> **Work to complete**
Pull every line with the word "hangzhou" out of the entries below.

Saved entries

=======

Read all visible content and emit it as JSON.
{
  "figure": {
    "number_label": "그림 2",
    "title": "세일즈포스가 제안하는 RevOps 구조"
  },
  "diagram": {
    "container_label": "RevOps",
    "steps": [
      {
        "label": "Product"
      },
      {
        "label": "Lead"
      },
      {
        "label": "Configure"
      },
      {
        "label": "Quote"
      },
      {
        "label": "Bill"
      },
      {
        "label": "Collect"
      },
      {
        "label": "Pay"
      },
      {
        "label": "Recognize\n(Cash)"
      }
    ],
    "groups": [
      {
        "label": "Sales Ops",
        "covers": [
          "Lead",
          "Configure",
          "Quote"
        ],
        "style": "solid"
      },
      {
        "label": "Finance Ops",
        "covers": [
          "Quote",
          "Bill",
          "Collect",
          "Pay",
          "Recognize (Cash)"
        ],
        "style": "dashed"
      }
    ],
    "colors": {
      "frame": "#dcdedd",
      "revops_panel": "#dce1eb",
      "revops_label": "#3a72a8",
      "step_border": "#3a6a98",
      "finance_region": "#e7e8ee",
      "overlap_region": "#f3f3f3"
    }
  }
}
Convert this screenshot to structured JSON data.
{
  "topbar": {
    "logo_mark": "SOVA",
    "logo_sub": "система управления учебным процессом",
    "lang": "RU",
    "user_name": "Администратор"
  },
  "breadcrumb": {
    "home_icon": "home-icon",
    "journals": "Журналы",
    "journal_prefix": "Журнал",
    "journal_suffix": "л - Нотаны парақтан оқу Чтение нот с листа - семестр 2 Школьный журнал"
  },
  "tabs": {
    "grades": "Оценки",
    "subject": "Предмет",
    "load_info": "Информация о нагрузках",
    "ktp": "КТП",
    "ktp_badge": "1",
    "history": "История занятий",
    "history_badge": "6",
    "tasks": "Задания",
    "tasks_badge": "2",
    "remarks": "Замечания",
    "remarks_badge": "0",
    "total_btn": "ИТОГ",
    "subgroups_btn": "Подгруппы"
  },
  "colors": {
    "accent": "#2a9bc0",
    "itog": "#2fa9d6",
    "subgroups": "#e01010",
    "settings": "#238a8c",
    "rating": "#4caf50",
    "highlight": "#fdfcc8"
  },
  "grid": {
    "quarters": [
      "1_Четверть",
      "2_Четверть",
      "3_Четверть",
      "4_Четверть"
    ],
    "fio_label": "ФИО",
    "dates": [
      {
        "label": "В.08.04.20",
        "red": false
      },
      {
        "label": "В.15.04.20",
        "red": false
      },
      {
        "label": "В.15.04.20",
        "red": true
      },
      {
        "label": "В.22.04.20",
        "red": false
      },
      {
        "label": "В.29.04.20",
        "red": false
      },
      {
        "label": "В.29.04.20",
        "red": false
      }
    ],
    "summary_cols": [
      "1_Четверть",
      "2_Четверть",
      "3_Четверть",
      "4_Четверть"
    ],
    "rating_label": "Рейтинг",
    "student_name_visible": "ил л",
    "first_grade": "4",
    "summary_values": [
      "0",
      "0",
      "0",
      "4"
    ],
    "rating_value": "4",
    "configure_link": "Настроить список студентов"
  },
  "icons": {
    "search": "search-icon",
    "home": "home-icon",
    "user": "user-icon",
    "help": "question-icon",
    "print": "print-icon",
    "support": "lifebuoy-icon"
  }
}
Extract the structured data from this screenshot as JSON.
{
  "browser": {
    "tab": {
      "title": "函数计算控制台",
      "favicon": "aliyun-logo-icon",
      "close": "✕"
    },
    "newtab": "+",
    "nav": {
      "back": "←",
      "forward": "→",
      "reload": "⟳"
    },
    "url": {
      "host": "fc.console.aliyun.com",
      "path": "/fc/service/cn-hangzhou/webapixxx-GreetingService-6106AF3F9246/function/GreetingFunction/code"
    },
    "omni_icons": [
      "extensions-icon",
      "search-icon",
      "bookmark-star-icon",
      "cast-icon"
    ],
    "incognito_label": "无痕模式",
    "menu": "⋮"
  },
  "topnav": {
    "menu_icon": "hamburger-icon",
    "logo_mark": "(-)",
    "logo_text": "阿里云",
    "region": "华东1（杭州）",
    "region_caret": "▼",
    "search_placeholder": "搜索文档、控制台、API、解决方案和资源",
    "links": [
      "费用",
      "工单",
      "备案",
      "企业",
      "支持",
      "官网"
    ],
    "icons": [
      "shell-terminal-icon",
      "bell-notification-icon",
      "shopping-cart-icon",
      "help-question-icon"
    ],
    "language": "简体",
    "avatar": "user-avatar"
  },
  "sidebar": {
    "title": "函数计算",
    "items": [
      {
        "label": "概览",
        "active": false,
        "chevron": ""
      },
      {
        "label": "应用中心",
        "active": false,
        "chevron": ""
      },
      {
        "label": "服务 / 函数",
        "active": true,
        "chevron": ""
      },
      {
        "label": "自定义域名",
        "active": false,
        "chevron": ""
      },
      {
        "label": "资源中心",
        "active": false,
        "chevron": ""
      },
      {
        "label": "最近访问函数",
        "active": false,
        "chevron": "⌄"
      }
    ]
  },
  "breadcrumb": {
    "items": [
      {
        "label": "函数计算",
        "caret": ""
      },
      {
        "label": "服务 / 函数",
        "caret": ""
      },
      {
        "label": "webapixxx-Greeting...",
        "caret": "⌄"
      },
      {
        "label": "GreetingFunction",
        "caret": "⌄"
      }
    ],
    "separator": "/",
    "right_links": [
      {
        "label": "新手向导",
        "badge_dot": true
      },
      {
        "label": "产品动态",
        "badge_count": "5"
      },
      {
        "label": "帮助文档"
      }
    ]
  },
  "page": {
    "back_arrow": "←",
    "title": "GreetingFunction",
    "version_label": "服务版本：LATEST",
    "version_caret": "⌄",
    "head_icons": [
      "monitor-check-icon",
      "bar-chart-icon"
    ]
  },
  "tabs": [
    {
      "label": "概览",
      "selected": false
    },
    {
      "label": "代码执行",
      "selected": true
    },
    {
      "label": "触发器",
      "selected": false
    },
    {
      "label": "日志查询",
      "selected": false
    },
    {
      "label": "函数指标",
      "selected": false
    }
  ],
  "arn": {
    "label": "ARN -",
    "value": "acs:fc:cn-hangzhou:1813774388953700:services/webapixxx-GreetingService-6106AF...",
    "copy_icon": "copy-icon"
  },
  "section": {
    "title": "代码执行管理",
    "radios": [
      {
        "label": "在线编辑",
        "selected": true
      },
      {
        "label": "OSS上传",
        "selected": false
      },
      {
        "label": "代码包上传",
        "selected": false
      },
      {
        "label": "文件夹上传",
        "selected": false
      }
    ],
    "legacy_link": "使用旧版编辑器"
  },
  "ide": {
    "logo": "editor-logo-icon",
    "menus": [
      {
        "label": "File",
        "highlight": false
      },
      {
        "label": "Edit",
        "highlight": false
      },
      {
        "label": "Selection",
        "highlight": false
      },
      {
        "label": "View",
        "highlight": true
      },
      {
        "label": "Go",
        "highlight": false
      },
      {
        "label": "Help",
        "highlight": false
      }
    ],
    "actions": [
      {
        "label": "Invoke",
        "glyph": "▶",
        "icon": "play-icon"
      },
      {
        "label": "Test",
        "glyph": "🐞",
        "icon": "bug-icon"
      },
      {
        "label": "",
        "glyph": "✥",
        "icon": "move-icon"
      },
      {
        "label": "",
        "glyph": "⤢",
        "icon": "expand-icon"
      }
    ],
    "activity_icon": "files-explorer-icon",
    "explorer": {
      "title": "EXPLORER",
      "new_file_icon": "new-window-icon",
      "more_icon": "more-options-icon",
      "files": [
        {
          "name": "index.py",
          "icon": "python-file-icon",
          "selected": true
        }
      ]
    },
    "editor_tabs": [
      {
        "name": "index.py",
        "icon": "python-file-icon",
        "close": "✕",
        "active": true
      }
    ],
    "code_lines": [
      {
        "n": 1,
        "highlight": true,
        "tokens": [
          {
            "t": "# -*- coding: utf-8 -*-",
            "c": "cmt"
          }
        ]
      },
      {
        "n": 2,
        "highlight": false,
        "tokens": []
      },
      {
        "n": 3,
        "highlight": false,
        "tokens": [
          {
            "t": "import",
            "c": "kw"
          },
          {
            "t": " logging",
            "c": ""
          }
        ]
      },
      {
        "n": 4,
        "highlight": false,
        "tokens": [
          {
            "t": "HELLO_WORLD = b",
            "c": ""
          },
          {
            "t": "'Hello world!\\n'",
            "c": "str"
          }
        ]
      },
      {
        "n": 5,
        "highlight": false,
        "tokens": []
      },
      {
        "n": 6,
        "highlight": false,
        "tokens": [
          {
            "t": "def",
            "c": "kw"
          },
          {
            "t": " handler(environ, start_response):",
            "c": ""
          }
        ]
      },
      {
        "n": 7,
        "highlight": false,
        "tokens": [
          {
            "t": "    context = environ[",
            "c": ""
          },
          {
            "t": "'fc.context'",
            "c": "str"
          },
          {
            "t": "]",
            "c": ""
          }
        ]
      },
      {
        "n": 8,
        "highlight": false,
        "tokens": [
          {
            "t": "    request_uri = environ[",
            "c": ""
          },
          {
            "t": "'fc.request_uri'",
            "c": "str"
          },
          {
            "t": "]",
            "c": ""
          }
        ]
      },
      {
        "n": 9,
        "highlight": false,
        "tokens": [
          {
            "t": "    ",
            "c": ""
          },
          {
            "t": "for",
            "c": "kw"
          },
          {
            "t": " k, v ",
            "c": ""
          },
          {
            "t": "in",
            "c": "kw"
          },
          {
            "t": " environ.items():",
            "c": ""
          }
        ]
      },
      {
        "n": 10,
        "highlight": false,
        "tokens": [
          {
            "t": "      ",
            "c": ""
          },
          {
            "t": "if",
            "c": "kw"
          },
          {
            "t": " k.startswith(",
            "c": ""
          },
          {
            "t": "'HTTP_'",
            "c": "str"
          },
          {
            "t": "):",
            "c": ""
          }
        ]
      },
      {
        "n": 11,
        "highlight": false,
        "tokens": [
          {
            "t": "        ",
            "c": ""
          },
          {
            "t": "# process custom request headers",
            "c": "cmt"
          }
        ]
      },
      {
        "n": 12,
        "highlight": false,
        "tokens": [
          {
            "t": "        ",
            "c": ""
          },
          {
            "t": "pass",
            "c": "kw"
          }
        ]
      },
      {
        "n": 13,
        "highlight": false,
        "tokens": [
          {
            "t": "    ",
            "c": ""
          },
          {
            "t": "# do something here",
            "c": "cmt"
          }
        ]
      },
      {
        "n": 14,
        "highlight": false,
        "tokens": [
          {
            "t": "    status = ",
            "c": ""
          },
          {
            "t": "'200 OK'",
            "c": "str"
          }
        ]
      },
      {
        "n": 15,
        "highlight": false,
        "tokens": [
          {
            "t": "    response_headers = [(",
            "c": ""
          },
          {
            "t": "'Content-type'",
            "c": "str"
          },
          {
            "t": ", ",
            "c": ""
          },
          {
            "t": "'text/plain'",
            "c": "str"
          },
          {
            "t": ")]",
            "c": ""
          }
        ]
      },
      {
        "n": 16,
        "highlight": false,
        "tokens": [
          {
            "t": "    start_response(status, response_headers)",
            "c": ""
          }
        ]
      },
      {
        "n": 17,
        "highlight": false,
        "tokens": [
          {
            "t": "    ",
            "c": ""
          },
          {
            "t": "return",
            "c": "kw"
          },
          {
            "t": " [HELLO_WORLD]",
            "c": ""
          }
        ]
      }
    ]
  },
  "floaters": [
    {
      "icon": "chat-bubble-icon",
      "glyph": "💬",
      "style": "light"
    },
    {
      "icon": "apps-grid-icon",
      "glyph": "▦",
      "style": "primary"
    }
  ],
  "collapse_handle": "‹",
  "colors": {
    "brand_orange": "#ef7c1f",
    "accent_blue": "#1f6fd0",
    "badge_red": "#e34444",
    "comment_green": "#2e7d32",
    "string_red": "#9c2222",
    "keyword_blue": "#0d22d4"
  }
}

=======

> **Task result**
      "path": "/fc/service/cn-hangzhou/webapixxx-GreetingService-6106AF3F9246/function/GreetingFunction/code"
    "value": "acs:fc:cn-hangzhou:1813774388953700:services/webapixxx-GreetingService-6106AF...",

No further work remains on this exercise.